[TASK REQUIREMENTS]
Pick out all lines in the listing holding the string "index" and copy them.

[PROVIDED MATERIAL]
((

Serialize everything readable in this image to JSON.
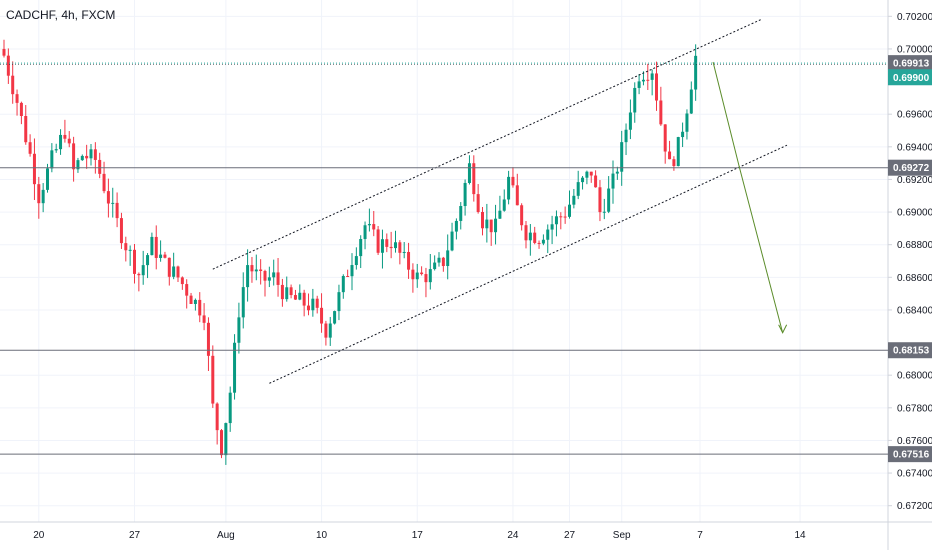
{
  "header": {
    "symbol_label": "CADCHF, 4h, FXCM"
  },
  "chart_data": {
    "type": "candlestick",
    "title": "CADCHF, 4h, FXCM",
    "ylim": [
      0.671,
      0.703
    ],
    "y_ticks": [
      "0.70200",
      "0.70000",
      "0.69600",
      "0.69400",
      "0.69200",
      "0.69000",
      "0.68800",
      "0.68600",
      "0.68400",
      "0.68000",
      "0.67800",
      "0.67600",
      "0.67400",
      "0.67200"
    ],
    "x_ticks": [
      {
        "label": "20",
        "index": 8
      },
      {
        "label": "27",
        "index": 30
      },
      {
        "label": "Aug",
        "index": 51
      },
      {
        "label": "10",
        "index": 73
      },
      {
        "label": "17",
        "index": 95
      },
      {
        "label": "24",
        "index": 117
      },
      {
        "label": "27",
        "index": 130
      },
      {
        "label": "Sep",
        "index": 142
      },
      {
        "label": "7",
        "index": 160
      },
      {
        "label": "14",
        "index": 183
      }
    ],
    "candles_anchor_closes": [
      [
        0,
        0.6996
      ],
      [
        3,
        0.6968
      ],
      [
        6,
        0.6935
      ],
      [
        8,
        0.691
      ],
      [
        11,
        0.6932
      ],
      [
        14,
        0.695
      ],
      [
        16,
        0.6925
      ],
      [
        18,
        0.6935
      ],
      [
        21,
        0.6932
      ],
      [
        25,
        0.69
      ],
      [
        28,
        0.688
      ],
      [
        31,
        0.6862
      ],
      [
        34,
        0.688
      ],
      [
        37,
        0.6868
      ],
      [
        40,
        0.686
      ],
      [
        43,
        0.6848
      ],
      [
        46,
        0.6838
      ],
      [
        48,
        0.678
      ],
      [
        50,
        0.6756
      ],
      [
        52,
        0.679
      ],
      [
        54,
        0.684
      ],
      [
        56,
        0.6868
      ],
      [
        59,
        0.6858
      ],
      [
        62,
        0.686
      ],
      [
        65,
        0.6848
      ],
      [
        68,
        0.6845
      ],
      [
        71,
        0.6842
      ],
      [
        74,
        0.6828
      ],
      [
        77,
        0.6848
      ],
      [
        80,
        0.6872
      ],
      [
        83,
        0.6892
      ],
      [
        86,
        0.688
      ],
      [
        89,
        0.6882
      ],
      [
        92,
        0.687
      ],
      [
        95,
        0.686
      ],
      [
        98,
        0.6862
      ],
      [
        101,
        0.687
      ],
      [
        104,
        0.6895
      ],
      [
        107,
        0.6928
      ],
      [
        110,
        0.6895
      ],
      [
        113,
        0.689
      ],
      [
        116,
        0.692
      ],
      [
        118,
        0.6902
      ],
      [
        120,
        0.6888
      ],
      [
        123,
        0.6885
      ],
      [
        126,
        0.6893
      ],
      [
        129,
        0.69
      ],
      [
        132,
        0.6915
      ],
      [
        135,
        0.6925
      ],
      [
        137,
        0.69
      ],
      [
        140,
        0.6918
      ],
      [
        142,
        0.6938
      ],
      [
        144,
        0.6965
      ],
      [
        146,
        0.6985
      ],
      [
        149,
        0.6988
      ],
      [
        151,
        0.6955
      ],
      [
        153,
        0.6928
      ],
      [
        155,
        0.694
      ],
      [
        157,
        0.6965
      ],
      [
        159,
        0.6995
      ]
    ],
    "horizontal_levels": [
      {
        "value": 0.69913,
        "label": "0.69913",
        "color": "#6a6d78",
        "style": "dotted-green"
      },
      {
        "value": 0.69272,
        "label": "0.69272",
        "color": "#6a6d78",
        "style": "solid"
      },
      {
        "value": 0.68153,
        "label": "0.68153",
        "color": "#6a6d78",
        "style": "solid"
      },
      {
        "value": 0.67516,
        "label": "0.67516",
        "color": "#6a6d78",
        "style": "solid"
      }
    ],
    "current_price": {
      "value": 0.699,
      "label": "0.69900",
      "color": "#26a69a"
    },
    "channel_upper": [
      [
        48,
        0.6865
      ],
      [
        174,
        0.7018
      ]
    ],
    "channel_lower": [
      [
        61,
        0.6795
      ],
      [
        180,
        0.6941
      ]
    ],
    "projection_arrow": [
      [
        163,
        0.6992
      ],
      [
        169,
        0.6928
      ],
      [
        179,
        0.6826
      ]
    ],
    "colors": {
      "up": "#089981",
      "down": "#f23645",
      "grid": "#f0f3fa",
      "axis": "#d1d4dc",
      "text": "#131722",
      "arrow": "#5b8c2a"
    }
  }
}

))

[WRITTEN SOLUTION]
        "index": 8
        "index": 30
        "index": 51
        "index": 73
        "index": 95
        "index": 117
        "index": 130
        "index": 142
        "index": 160
        "index": 183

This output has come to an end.